◆ Exercise
Will you output the entries below exactly, skipping every image they contain?

* BEGIN *

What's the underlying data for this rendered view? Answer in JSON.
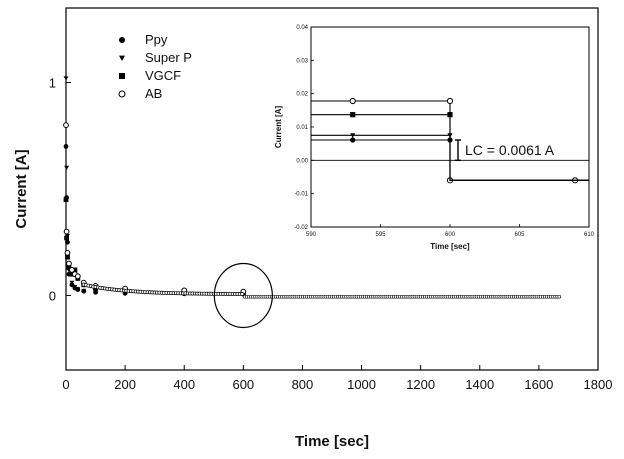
{
  "chart_data": [
    {
      "type": "scatter",
      "title": "",
      "xlabel": "Time [sec]",
      "ylabel": "Current [A]",
      "xlim": [
        0,
        1800
      ],
      "ylim": [
        -0.35,
        1.35
      ],
      "xticks": [
        0,
        200,
        400,
        600,
        800,
        1000,
        1200,
        1400,
        1600,
        1800
      ],
      "yticks": [
        0,
        1
      ],
      "grid": false,
      "legend_position": "top-left",
      "series": [
        {
          "name": "Ppy",
          "marker": "filled-circle",
          "x": [
            0,
            2,
            5,
            10,
            20,
            30,
            40,
            60,
            100,
            200,
            400,
            600
          ],
          "y": [
            0.7,
            0.46,
            0.25,
            0.1,
            0.05,
            0.035,
            0.028,
            0.02,
            0.015,
            0.01,
            0.008,
            0.0061
          ]
        },
        {
          "name": "Super P",
          "marker": "filled-triangle-down",
          "x": [
            0,
            2,
            5,
            10,
            20,
            30,
            40,
            60,
            100,
            200,
            400,
            600
          ],
          "y": [
            1.02,
            0.6,
            0.28,
            0.12,
            0.06,
            0.04,
            0.03,
            0.022,
            0.016,
            0.011,
            0.009,
            0.0075
          ]
        },
        {
          "name": "VGCF",
          "marker": "filled-square",
          "x": [
            0,
            2,
            5,
            10,
            20,
            30,
            40,
            60,
            100,
            200,
            400,
            600
          ],
          "y": [
            0.45,
            0.27,
            0.18,
            0.13,
            0.1,
            0.12,
            0.08,
            0.05,
            0.035,
            0.025,
            0.018,
            0.014
          ]
        },
        {
          "name": "AB",
          "marker": "open-circle",
          "x": [
            0,
            2,
            5,
            10,
            20,
            30,
            40,
            60,
            100,
            200,
            400,
            600
          ],
          "y": [
            0.8,
            0.3,
            0.2,
            0.15,
            0.12,
            0.1,
            0.09,
            0.06,
            0.045,
            0.032,
            0.024,
            0.018
          ]
        }
      ],
      "discharge_level": -0.006,
      "discharge_end": 1670,
      "annotation": "circle around t = 600 s"
    },
    {
      "type": "line",
      "title": "",
      "xlabel": "Time [sec]",
      "ylabel": "Current [A]",
      "xlim": [
        590,
        610
      ],
      "ylim": [
        -0.02,
        0.04
      ],
      "xticks": [
        590,
        595,
        600,
        605,
        610
      ],
      "yticks": [
        -0.02,
        -0.01,
        0.0,
        0.01,
        0.02,
        0.03,
        0.04
      ],
      "ytick_labels": [
        "-0.02",
        "-0.01",
        "0.00",
        "0.01",
        "0.02",
        "0.03",
        "0.04"
      ],
      "series": [
        {
          "name": "AB",
          "x": [
            590,
            600,
            600,
            610
          ],
          "y": [
            0.0178,
            0.0178,
            -0.006,
            -0.006
          ],
          "markers_x": [
            593,
            600,
            600,
            609
          ]
        },
        {
          "name": "VGCF",
          "x": [
            590,
            600,
            600,
            610
          ],
          "y": [
            0.0137,
            0.0137,
            -0.006,
            -0.006
          ],
          "markers_x": [
            593,
            600
          ]
        },
        {
          "name": "Super P",
          "x": [
            590,
            600,
            600,
            610
          ],
          "y": [
            0.0075,
            0.0075,
            -0.006,
            -0.006
          ],
          "markers_x": [
            593,
            600
          ]
        },
        {
          "name": "Ppy",
          "x": [
            590,
            600,
            600,
            610
          ],
          "y": [
            0.0061,
            0.0061,
            -0.006,
            -0.006
          ],
          "markers_x": [
            593,
            600
          ]
        }
      ],
      "reference_y": 0.0,
      "annotation_text": "LC = 0.0061 A"
    }
  ]
}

* END *

◆ Solution to this problem
What's the underlying data for this rendered view? Answer in JSON.
{
  "chart_data": [
    {
      "type": "scatter",
      "title": "",
      "xlabel": "Time [sec]",
      "ylabel": "Current [A]",
      "xlim": [
        0,
        1800
      ],
      "ylim": [
        -0.35,
        1.35
      ],
      "xticks": [
        0,
        200,
        400,
        600,
        800,
        1000,
        1200,
        1400,
        1600,
        1800
      ],
      "yticks": [
        0,
        1
      ],
      "grid": false,
      "legend_position": "top-left",
      "series": [
        {
          "name": "Ppy",
          "marker": "filled-circle",
          "x": [
            0,
            2,
            5,
            10,
            20,
            30,
            40,
            60,
            100,
            200,
            400,
            600
          ],
          "y": [
            0.7,
            0.46,
            0.25,
            0.1,
            0.05,
            0.035,
            0.028,
            0.02,
            0.015,
            0.01,
            0.008,
            0.0061
          ]
        },
        {
          "name": "Super P",
          "marker": "filled-triangle-down",
          "x": [
            0,
            2,
            5,
            10,
            20,
            30,
            40,
            60,
            100,
            200,
            400,
            600
          ],
          "y": [
            1.02,
            0.6,
            0.28,
            0.12,
            0.06,
            0.04,
            0.03,
            0.022,
            0.016,
            0.011,
            0.009,
            0.0075
          ]
        },
        {
          "name": "VGCF",
          "marker": "filled-square",
          "x": [
            0,
            2,
            5,
            10,
            20,
            30,
            40,
            60,
            100,
            200,
            400,
            600
          ],
          "y": [
            0.45,
            0.27,
            0.18,
            0.13,
            0.1,
            0.12,
            0.08,
            0.05,
            0.035,
            0.025,
            0.018,
            0.014
          ]
        },
        {
          "name": "AB",
          "marker": "open-circle",
          "x": [
            0,
            2,
            5,
            10,
            20,
            30,
            40,
            60,
            100,
            200,
            400,
            600
          ],
          "y": [
            0.8,
            0.3,
            0.2,
            0.15,
            0.12,
            0.1,
            0.09,
            0.06,
            0.045,
            0.032,
            0.024,
            0.018
          ]
        }
      ],
      "discharge_level": -0.006,
      "discharge_end": 1670,
      "annotation": "circle around t = 600 s"
    },
    {
      "type": "line",
      "title": "",
      "xlabel": "Time [sec]",
      "ylabel": "Current [A]",
      "xlim": [
        590,
        610
      ],
      "ylim": [
        -0.02,
        0.04
      ],
      "xticks": [
        590,
        595,
        600,
        605,
        610
      ],
      "yticks": [
        -0.02,
        -0.01,
        0.0,
        0.01,
        0.02,
        0.03,
        0.04
      ],
      "ytick_labels": [
        "-0.02",
        "-0.01",
        "0.00",
        "0.01",
        "0.02",
        "0.03",
        "0.04"
      ],
      "series": [
        {
          "name": "AB",
          "x": [
            590,
            600,
            600,
            610
          ],
          "y": [
            0.0178,
            0.0178,
            -0.006,
            -0.006
          ],
          "markers_x": [
            593,
            600,
            600,
            609
          ]
        },
        {
          "name": "VGCF",
          "x": [
            590,
            600,
            600,
            610
          ],
          "y": [
            0.0137,
            0.0137,
            -0.006,
            -0.006
          ],
          "markers_x": [
            593,
            600
          ]
        },
        {
          "name": "Super P",
          "x": [
            590,
            600,
            600,
            610
          ],
          "y": [
            0.0075,
            0.0075,
            -0.006,
            -0.006
          ],
          "markers_x": [
            593,
            600
          ]
        },
        {
          "name": "Ppy",
          "x": [
            590,
            600,
            600,
            610
          ],
          "y": [
            0.0061,
            0.0061,
            -0.006,
            -0.006
          ],
          "markers_x": [
            593,
            600
          ]
        }
      ],
      "reference_y": 0.0,
      "annotation_text": "LC = 0.0061 A"
    }
  ]
}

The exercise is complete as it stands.